Task description »
Copy all lines in which the word "through" can be found.

Stored data »
# # #

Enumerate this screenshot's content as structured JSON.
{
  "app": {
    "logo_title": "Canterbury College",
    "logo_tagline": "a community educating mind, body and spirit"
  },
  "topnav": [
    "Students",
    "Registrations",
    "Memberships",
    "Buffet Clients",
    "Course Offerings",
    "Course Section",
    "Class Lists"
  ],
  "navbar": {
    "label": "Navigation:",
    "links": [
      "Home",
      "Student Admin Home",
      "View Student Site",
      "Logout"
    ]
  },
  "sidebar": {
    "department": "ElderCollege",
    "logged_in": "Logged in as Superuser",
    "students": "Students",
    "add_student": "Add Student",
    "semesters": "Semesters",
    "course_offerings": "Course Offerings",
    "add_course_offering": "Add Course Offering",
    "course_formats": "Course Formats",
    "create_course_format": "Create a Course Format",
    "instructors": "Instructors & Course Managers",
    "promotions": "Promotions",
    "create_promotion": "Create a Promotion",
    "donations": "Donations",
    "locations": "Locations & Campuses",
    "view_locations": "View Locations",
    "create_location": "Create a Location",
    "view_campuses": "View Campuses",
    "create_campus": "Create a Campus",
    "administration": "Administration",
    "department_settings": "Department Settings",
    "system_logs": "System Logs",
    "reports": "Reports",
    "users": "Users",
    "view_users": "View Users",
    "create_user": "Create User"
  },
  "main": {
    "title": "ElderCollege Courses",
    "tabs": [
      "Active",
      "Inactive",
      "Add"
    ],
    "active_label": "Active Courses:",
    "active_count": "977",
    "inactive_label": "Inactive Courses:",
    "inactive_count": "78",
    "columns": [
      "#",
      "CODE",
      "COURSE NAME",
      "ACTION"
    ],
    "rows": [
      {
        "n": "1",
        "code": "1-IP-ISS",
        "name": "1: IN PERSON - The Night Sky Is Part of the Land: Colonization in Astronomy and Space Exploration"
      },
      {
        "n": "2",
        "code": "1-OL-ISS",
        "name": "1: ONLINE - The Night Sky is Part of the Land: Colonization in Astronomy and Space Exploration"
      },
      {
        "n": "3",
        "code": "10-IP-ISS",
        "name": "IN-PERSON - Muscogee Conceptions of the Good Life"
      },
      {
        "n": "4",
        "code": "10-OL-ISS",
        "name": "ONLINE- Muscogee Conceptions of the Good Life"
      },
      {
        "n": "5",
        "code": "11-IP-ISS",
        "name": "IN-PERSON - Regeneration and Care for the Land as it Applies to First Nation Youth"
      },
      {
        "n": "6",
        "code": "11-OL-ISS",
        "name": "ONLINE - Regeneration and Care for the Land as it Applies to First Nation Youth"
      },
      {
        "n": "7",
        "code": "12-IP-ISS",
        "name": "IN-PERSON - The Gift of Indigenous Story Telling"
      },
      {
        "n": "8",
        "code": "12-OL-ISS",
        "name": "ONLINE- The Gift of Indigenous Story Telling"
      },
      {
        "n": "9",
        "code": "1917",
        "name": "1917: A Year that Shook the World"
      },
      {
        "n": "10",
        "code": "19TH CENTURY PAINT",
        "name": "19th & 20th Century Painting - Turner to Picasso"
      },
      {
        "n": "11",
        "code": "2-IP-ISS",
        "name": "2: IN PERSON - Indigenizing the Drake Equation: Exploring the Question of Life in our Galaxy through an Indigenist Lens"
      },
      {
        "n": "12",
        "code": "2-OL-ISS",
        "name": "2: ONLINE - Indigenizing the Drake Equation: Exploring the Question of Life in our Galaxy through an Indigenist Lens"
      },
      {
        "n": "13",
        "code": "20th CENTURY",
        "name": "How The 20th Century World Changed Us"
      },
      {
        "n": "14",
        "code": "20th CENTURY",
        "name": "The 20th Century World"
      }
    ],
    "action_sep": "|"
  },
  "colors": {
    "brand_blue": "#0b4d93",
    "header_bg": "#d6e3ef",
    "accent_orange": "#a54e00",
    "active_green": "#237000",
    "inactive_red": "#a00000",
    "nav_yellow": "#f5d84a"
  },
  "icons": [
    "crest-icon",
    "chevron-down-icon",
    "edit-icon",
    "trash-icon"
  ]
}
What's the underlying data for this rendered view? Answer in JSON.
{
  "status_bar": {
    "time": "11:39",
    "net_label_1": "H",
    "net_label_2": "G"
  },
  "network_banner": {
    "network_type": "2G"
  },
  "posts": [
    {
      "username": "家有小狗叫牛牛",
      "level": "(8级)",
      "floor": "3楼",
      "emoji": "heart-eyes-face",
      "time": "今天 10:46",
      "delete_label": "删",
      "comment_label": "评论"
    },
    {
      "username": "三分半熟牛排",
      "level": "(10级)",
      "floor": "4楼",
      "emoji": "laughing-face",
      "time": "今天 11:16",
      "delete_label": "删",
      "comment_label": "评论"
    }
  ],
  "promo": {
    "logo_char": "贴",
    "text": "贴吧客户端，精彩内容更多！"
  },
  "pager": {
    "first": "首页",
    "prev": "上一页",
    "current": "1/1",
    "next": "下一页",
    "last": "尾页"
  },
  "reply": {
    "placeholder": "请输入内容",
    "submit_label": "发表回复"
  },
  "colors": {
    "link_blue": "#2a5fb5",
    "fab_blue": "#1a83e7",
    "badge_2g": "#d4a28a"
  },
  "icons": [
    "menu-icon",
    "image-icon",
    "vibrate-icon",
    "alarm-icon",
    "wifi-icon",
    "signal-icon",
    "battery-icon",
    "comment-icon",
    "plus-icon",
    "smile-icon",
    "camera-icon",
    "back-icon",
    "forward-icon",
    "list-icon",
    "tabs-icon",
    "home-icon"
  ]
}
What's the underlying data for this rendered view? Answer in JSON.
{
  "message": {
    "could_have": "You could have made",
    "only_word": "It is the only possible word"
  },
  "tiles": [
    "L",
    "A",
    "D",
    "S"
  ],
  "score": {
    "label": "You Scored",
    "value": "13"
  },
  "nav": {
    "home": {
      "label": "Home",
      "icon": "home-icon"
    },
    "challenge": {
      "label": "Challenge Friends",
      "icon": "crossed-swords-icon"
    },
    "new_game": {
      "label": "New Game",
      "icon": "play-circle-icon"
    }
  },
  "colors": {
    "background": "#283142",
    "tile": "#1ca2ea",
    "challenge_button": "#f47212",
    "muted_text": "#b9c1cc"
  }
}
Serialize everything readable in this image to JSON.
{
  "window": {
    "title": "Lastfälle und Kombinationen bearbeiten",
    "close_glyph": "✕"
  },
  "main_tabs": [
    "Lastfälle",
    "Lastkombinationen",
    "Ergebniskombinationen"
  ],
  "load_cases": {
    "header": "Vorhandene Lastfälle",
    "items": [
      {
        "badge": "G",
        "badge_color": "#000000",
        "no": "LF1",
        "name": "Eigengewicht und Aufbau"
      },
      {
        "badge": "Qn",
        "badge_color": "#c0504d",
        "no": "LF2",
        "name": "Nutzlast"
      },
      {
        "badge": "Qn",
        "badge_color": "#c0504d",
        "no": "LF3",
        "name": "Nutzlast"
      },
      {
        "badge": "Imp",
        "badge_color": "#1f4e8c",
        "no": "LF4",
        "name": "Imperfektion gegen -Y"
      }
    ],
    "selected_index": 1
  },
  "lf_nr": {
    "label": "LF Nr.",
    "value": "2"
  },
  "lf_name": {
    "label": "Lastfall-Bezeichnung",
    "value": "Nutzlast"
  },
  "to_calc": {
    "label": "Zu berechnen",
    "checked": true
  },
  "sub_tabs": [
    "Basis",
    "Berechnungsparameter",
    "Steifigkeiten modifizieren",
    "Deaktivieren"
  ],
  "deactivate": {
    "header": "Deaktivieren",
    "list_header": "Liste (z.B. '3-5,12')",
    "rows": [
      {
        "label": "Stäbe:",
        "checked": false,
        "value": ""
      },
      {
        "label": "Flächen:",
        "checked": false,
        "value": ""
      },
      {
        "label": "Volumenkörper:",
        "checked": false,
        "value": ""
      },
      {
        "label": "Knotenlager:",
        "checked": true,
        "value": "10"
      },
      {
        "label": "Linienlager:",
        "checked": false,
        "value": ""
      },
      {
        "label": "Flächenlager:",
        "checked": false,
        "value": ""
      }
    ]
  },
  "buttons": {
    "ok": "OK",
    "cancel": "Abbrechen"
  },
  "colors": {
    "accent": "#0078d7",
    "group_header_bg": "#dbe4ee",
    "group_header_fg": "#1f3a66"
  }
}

# # #

Solution below »
        "name": "2: IN PERSON - Indigenizing the Drake Equation: Exploring the Question of Life in our Galaxy through an Indigenist Lens"
        "name": "2: ONLINE - Indigenizing the Drake Equation: Exploring the Question of Life in our Galaxy through an Indigenist Lens"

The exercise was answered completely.